**WHAT YOU NEED TO DO**
Using the entries that follow, count the lines containing the word "致爱丽丝" and give that number by itself.

[Dataset entries]
——————————

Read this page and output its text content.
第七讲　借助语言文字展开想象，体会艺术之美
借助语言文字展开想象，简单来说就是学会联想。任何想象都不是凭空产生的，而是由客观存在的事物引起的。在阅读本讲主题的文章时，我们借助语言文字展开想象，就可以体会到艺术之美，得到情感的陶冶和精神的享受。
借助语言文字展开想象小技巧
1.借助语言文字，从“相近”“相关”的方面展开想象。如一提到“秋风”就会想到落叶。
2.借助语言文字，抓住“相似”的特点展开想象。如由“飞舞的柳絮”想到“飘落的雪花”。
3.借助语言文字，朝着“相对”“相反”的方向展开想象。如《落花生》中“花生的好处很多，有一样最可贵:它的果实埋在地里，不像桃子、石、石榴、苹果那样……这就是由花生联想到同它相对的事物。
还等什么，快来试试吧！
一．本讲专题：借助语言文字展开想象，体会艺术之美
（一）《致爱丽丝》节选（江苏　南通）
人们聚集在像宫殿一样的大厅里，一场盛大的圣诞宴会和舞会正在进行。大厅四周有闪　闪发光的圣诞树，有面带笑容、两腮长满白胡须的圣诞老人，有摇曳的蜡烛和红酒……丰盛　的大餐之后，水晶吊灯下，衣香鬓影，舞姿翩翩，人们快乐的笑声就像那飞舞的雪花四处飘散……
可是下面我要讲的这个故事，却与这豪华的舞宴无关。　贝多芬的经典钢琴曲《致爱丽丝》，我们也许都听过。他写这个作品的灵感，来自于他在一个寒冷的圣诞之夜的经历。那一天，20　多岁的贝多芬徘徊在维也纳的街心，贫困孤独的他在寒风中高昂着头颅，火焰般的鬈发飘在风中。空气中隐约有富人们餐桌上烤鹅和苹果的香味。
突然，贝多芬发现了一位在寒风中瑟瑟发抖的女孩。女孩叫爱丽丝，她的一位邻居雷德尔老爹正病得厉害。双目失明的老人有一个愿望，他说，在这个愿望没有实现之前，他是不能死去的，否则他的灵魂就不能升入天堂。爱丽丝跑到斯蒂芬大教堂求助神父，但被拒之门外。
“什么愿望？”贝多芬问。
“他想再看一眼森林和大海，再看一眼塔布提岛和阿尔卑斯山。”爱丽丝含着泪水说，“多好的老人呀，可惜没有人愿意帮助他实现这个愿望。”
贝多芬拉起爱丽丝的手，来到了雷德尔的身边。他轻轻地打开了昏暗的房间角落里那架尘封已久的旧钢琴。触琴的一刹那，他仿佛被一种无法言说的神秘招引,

——————————

**ANSWER TO THE TASK**
2